Aim ▸
Using the material below, copy every line where "κρουσμάτων" appears.

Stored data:
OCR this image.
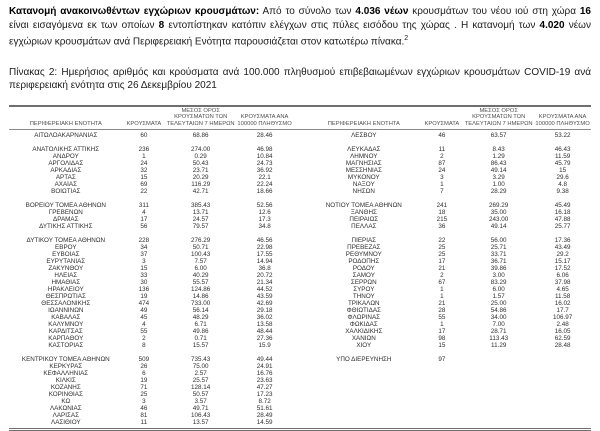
Κατανομή ανακοινωθέντων εγχώριων κρουσμάτων: Από το σύνολο των 4.036 νέων κρουσμάτων του νέου ιού στη χώρα 16 είναι εισαγόμενα εκ των οποίων 8 εντοπίστηκαν κατόπιν ελέγχων στις πύλες εισόδου της χώρας . Η κατανομή των 4.020 νέων εγχώριων κρουσμάτων ανά Περιφερειακή Ενότητα παρουσιάζεται στον κατωτέρω πίνακα.$^2$

Πίνακας 2: Ημερήσιος αριθμός και κρούσματα ανά 100.000 πληθυσμού επιβεβαιωμένων εγχώριων κρουσμάτων COVID-19 ανά περιφερειακή ενότητα στις 26 Δεκεμβρίου 2021

ΠΕΡΙΦΕΡΕΙΑΚΗ ΕΝΟΤΗΤΑ	ΚΡΟΥΣΜΑΤΑ
ΜΕΣΟΣ ΟΡΟΣ ΚΡΟΥΣΜΑΤΩΝ ΤΩΝ ΤΕΛΕΥΤΑΙΩΝ 7 ΗΜΕΡΩΝ
ΚΡΟΥΣΜΑΤΑ ΑΝΑ 100000 ΠΛΗΘΥΣΜΟ	ΠΕΡΙΦΕΡΕΙΑΚΗ ΕΝΟΤΗΤΑ	ΚΡΟΥΣΜΑΤΑ
ΜΕΣΟΣ ΟΡΟΣ ΚΡΟΥΣΜΑΤΩΝ ΤΩΝ ΤΕΛΕΥΤΑΙΩΝ 7 ΗΜΕΡΩΝ
ΚΡΟΥΣΜΑΤΑ ΑΝΑ 100000 ΠΛΗΘΥΣΜΟ
ΑΙΤΩΛΟΑΚΑΡΝΑΝΙΑΣ	60	68.86	28.46
ΑΝΑΤΟΛΙΚΗΣ ΑΤΤΙΚΗΣ	236	274.00	46.98
ΑΝΔΡΟΥ	1	0.29	10.84
ΑΡΓΟΛΙΔΑΣ	24	50.43	24.73
ΑΡΚΑΔΙΑΣ	32	23.71	36.92
ΑΡΤΑΣ	15	20.29	22.1
ΑΧΑΪΑΣ	69	116.29	22.24
ΒΟΙΩΤΙΑΣ	22	42.71	18.66
ΒΟΡΕΙΟΥ ΤΟΜΕΑ ΑΘΗΝΩΝ	311	385.43	52.56
ΓΡΕΒΕΝΩΝ	4	13.71	12.6
ΔΡΑΜΑΣ	17	24.57	17.3
ΔΥΤΙΚΗΣ ΑΤΤΙΚΗΣ	56	79.57	34.8
ΔΥΤΙΚΟΥ ΤΟΜΕΑ ΑΘΗΝΩΝ	228	276.29	46.56
ΕΒΡΟΥ	34	50.71	22.98
ΕΥΒΟΙΑΣ	37	100.43	17.55
ΕΥΡΥΤΑΝΙΑΣ	3	7.57	14.94
ΖΑΚΥΝΘΟΥ	15	6.00	36.8
ΗΛΕΙΑΣ	33	40.29	20.72
ΗΜΑΘΙΑΣ	30	55.57	21.34
ΗΡΑΚΛΕΙΟΥ	136	124.86	44.52
ΘΕΣΠΡΩΤΙΑΣ	19	14.86	43.59
ΘΕΣΣΑΛΟΝΙΚΗΣ	474	733.00	42.69
ΙΩΑΝΝΙΝΩΝ	49	56.14	29.18
ΚΑΒΑΛΑΣ	45	48.29	36.02
ΚΑΛΥΜΝΟΥ	4	6.71	13.58
ΚΑΡΔΙΤΣΑΣ	55	49.86	48.44
ΚΑΡΠΑΘΟΥ	2	0.71	27.36
ΚΑΣΤΟΡΙΑΣ	8	15.57	15.9
ΚΕΝΤΡΙΚΟΥ ΤΟΜΕΑ ΑΘΗΝΩΝ	509	735.43	49.44
ΚΕΡΚΥΡΑΣ	26	75.00	24.91
ΚΕΦΑΛΛΗΝΙΑΣ	6	2.57	16.76
ΚΙΛΚΙΣ	19	25.57	23.63
ΚΟΖΑΝΗΣ	71	128.14	47.27
ΚΟΡΙΝΘΙΑΣ	25	50.57	17.23
ΚΩ	3	3.57	8.72
ΛΑΚΩΝΙΑΣ	46	49.71	51.61
ΛΑΡΙΣΑΣ	81	106.43	28.49
ΛΑΣΙΘΙΟΥ	11	13.57	14.59
ΛΕΣΒΟΥ	46	63.57	53.22
ΛΕΥΚΑΔΑΣ	11	8.43	46.43
ΛΗΜΝΟΥ	2	1.29	11.59
ΜΑΓΝΗΣΙΑΣ	87	86.43	45.79
ΜΕΣΣΗΝΙΑΣ	24	49.14	15
ΜΥΚΟΝΟΥ	3	3.29	29.6
ΝΑΞΟΥ	1	1.00	4.8
ΝΗΣΩΝ	7	28.29	9.38
ΝΟΤΙΟΥ ΤΟΜΕΑ ΑΘΗΝΩΝ	241	269.29	45.49
ΞΑΝΘΗΣ	18	35.00	16.18
ΠΕΙΡΑΙΩΣ	215	243.00	47.88
ΠΕΛΛΑΣ	36	49.14	25.77
ΠΙΕΡΙΑΣ	22	56.00	17.36
ΠΡΕΒΕΖΑΣ	25	25.71	43.49
ΡΕΘΥΜΝΟΥ	25	33.71	29.2
ΡΟΔΟΠΗΣ	17	36.71	15.17
ΡΟΔΟΥ	21	39.86	17.52
ΣΑΜΟΥ	2	3.00	6.06
ΣΕΡΡΩΝ	67	83.29	37.98
ΣΥΡΟΥ	1	6.00	4.65
ΤΗΝΟΥ	1	1.57	11.58
ΤΡΙΚΑΛΩΝ	21	25.00	16.02
ΦΘΙΩΤΙΔΑΣ	28	54.86	17.7
ΦΛΩΡΙΝΑΣ	55	34.00	106.97
ΦΩΚΙΔΑΣ	1	7.00	2.48
ΧΑΛΚΙΔΙΚΗΣ	17	28.71	16.05
ΧΑΝΙΩΝ	98	113.43	62.59
ΧΙΟΥ	15	11.29	28.48
ΥΠΟ ΔΙΕΡΕΥΝΗΣΗ	97
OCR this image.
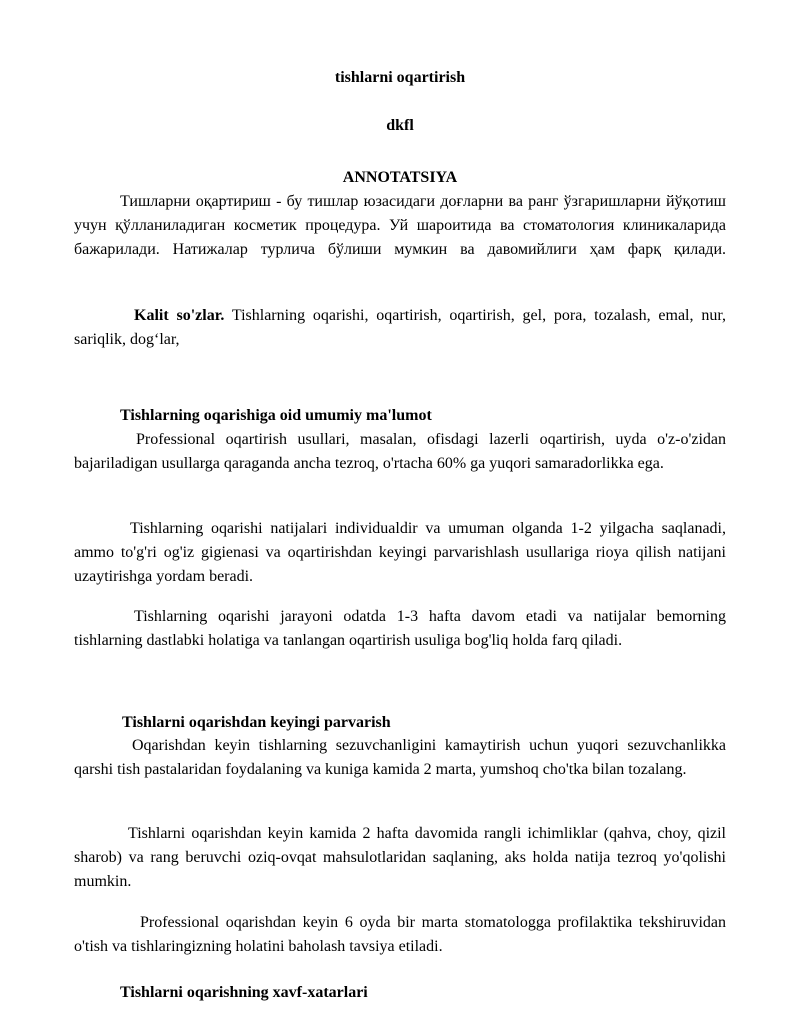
tishlarni oqartirish
dkfl
ANNOTATSIYA
Тишларни оқартириш - бу тишлар юзасидаги доғларни ва ранг ўзгаришларни йўқотиш учун қўлланиладиган косметик процедура. Уй шароитида ва стоматология клиникаларида бажарилади. Натижалар турлича бўлиши мумкин ва давомийлиги ҳам фарқ қилади.
Kalit so'zlar. Tishlarning oqarishi, oqartirish, oqartirish, gel, pora, tozalash, emal, nur, sariqlik, dog‘lar,
Tishlarning oqarishiga oid umumiy ma'lumot
Professional oqartirish usullari, masalan, ofisdagi lazerli oqartirish, uyda o'z-o'zidan bajariladigan usullarga qaraganda ancha tezroq, o'rtacha 60% ga yuqori samaradorlikka ega.
Tishlarning oqarishi natijalari individualdir va umuman olganda 1-2 yilgacha saqlanadi, ammo to'g'ri og'iz gigienasi va oqartirishdan keyingi parvarishlash usullariga rioya qilish natijani uzaytirishga yordam beradi.
Tishlarning oqarishi jarayoni odatda 1-3 hafta davom etadi va natijalar bemorning tishlarning dastlabki holatiga va tanlangan oqartirish usuliga bog'liq holda farq qiladi.
Tishlarni oqarishdan keyingi parvarish
Oqarishdan keyin tishlarning sezuvchanligini kamaytirish uchun yuqori sezuvchanlikka qarshi tish pastalaridan foydalaning va kuniga kamida 2 marta, yumshoq cho'tka bilan tozalang.
Tishlarni oqarishdan keyin kamida 2 hafta davomida rangli ichimliklar (qahva, choy, qizil sharob) va rang beruvchi oziq-ovqat mahsulotlaridan saqlaning, aks holda natija tezroq yo'qolishi mumkin.
Professional oqarishdan keyin 6 oyda bir marta stomatologga profilaktika tekshiruvidan o'tish va tishlaringizning holatini baholash tavsiya etiladi.
Tishlarni oqarishning xavf-xatarlari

Result of the exercise ▸
Κατανομή ανακοινωθέντων εγχώριων κρουσμάτων: Από το σύνολο των 4.036 νέων κρουσμάτων του νέου ιού στη χώρα 16 είναι εισαγόμενα εκ των οποίων 8 εντοπίστηκαν κατόπιν ελέγχων στις πύλες εισόδου της χώρας . Η κατανομή των 4.020 νέων εγχώριων κρουσμάτων ανά Περιφερειακή Ενότητα παρουσιάζεται στον κατωτέρω πίνακα.$^2$
Πίνακας 2: Ημερήσιος αριθμός και κρούσματα ανά 100.000 πληθυσμού επιβεβαιωμένων εγχώριων κρουσμάτων COVID-19 ανά περιφερειακή ενότητα στις 26 Δεκεμβρίου 2021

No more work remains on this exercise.